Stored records
○ ○ ○
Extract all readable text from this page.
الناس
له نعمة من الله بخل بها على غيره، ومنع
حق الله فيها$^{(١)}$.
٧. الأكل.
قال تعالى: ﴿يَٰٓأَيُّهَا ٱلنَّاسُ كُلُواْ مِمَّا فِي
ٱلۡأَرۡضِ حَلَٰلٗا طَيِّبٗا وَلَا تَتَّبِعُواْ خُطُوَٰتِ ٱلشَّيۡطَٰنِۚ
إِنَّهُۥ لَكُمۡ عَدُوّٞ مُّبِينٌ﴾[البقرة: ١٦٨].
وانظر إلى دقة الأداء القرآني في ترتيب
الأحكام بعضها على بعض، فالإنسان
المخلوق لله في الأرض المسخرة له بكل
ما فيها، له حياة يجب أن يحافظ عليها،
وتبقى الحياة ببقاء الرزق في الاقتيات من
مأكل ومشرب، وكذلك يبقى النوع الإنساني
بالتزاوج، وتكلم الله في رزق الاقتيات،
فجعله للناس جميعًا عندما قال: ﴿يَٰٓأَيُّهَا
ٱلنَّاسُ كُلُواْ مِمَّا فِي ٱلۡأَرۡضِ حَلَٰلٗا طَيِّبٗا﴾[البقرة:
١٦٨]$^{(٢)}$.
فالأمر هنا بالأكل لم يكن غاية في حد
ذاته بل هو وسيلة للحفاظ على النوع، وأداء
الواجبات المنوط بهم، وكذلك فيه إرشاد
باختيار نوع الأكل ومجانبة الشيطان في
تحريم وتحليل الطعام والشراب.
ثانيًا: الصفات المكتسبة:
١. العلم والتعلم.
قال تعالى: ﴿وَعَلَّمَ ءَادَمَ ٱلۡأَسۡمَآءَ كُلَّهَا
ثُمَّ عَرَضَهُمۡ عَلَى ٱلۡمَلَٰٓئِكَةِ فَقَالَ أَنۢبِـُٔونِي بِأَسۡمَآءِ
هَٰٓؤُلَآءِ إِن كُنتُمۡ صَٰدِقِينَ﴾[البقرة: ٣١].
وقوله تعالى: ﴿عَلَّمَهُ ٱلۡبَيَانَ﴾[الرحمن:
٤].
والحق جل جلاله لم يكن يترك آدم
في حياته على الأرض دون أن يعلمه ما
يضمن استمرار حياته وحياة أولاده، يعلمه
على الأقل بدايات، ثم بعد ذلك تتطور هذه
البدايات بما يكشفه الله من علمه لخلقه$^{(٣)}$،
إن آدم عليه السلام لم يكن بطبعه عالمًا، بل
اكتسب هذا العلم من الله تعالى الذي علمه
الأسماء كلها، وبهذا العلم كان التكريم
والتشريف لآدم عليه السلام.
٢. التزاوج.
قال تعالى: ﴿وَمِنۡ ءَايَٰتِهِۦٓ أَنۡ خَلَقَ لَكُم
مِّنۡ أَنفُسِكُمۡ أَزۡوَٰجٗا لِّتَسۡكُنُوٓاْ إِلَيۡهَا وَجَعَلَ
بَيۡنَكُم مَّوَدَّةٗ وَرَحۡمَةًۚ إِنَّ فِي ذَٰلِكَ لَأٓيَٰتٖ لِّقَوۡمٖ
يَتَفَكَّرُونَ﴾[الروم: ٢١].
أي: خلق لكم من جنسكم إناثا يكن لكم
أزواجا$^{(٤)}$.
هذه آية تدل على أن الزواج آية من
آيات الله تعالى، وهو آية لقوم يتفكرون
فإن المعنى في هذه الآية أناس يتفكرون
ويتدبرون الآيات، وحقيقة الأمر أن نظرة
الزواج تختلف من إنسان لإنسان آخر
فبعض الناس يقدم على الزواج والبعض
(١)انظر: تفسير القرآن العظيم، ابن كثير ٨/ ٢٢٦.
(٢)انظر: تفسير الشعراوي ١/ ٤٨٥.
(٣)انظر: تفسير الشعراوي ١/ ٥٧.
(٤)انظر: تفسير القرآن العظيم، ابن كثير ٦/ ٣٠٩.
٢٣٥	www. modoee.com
○ ○ ○
## Task objective
Your task is to output the full set of records exactly as presented.

## The reply
Extract all readable text from this page.
الناس
له نعمة من الله بخل بها على غيره، ومنع
حق الله فيها$^{(١)}$.
٧. الأكل.
قال تعالى: ﴿يَٰٓأَيُّهَا ٱلنَّاسُ كُلُواْ مِمَّا فِي
ٱلۡأَرۡضِ حَلَٰلٗا طَيِّبٗا وَلَا تَتَّبِعُواْ خُطُوَٰتِ ٱلشَّيۡطَٰنِۚ
إِنَّهُۥ لَكُمۡ عَدُوّٞ مُّبِينٌ﴾[البقرة: ١٦٨].
وانظر إلى دقة الأداء القرآني في ترتيب
الأحكام بعضها على بعض، فالإنسان
المخلوق لله في الأرض المسخرة له بكل
ما فيها، له حياة يجب أن يحافظ عليها،
وتبقى الحياة ببقاء الرزق في الاقتيات من
مأكل ومشرب، وكذلك يبقى النوع الإنساني
بالتزاوج، وتكلم الله في رزق الاقتيات،
فجعله للناس جميعًا عندما قال: ﴿يَٰٓأَيُّهَا
ٱلنَّاسُ كُلُواْ مِمَّا فِي ٱلۡأَرۡضِ حَلَٰلٗا طَيِّبٗا﴾[البقرة:
١٦٨]$^{(٢)}$.
فالأمر هنا بالأكل لم يكن غاية في حد
ذاته بل هو وسيلة للحفاظ على النوع، وأداء
الواجبات المنوط بهم، وكذلك فيه إرشاد
باختيار نوع الأكل ومجانبة الشيطان في
تحريم وتحليل الطعام والشراب.
ثانيًا: الصفات المكتسبة:
١. العلم والتعلم.
قال تعالى: ﴿وَعَلَّمَ ءَادَمَ ٱلۡأَسۡمَآءَ كُلَّهَا
ثُمَّ عَرَضَهُمۡ عَلَى ٱلۡمَلَٰٓئِكَةِ فَقَالَ أَنۢبِـُٔونِي بِأَسۡمَآءِ
هَٰٓؤُلَآءِ إِن كُنتُمۡ صَٰدِقِينَ﴾[البقرة: ٣١].
وقوله تعالى: ﴿عَلَّمَهُ ٱلۡبَيَانَ﴾[الرحمن:
٤].
والحق جل جلاله لم يكن يترك آدم
في حياته على الأرض دون أن يعلمه ما
يضمن استمرار حياته وحياة أولاده، يعلمه
على الأقل بدايات، ثم بعد ذلك تتطور هذه
البدايات بما يكشفه الله من علمه لخلقه$^{(٣)}$،
إن آدم عليه السلام لم يكن بطبعه عالمًا، بل
اكتسب هذا العلم من الله تعالى الذي علمه
الأسماء كلها، وبهذا العلم كان التكريم
والتشريف لآدم عليه السلام.
٢. التزاوج.
قال تعالى: ﴿وَمِنۡ ءَايَٰتِهِۦٓ أَنۡ خَلَقَ لَكُم
مِّنۡ أَنفُسِكُمۡ أَزۡوَٰجٗا لِّتَسۡكُنُوٓاْ إِلَيۡهَا وَجَعَلَ
بَيۡنَكُم مَّوَدَّةٗ وَرَحۡمَةًۚ إِنَّ فِي ذَٰلِكَ لَأٓيَٰتٖ لِّقَوۡمٖ
يَتَفَكَّرُونَ﴾[الروم: ٢١].
أي: خلق لكم من جنسكم إناثا يكن لكم
أزواجا$^{(٤)}$.
هذه آية تدل على أن الزواج آية من
آيات الله تعالى، وهو آية لقوم يتفكرون
فإن المعنى في هذه الآية أناس يتفكرون
ويتدبرون الآيات، وحقيقة الأمر أن نظرة
الزواج تختلف من إنسان لإنسان آخر
فبعض الناس يقدم على الزواج والبعض
(١)انظر: تفسير القرآن العظيم، ابن كثير ٨/ ٢٢٦.
(٢)انظر: تفسير الشعراوي ١/ ٤٨٥.
(٣)انظر: تفسير الشعراوي ١/ ٥٧.
(٤)انظر: تفسير القرآن العظيم، ابن كثير ٦/ ٣٠٩.
٢٣٥	www. modoee.com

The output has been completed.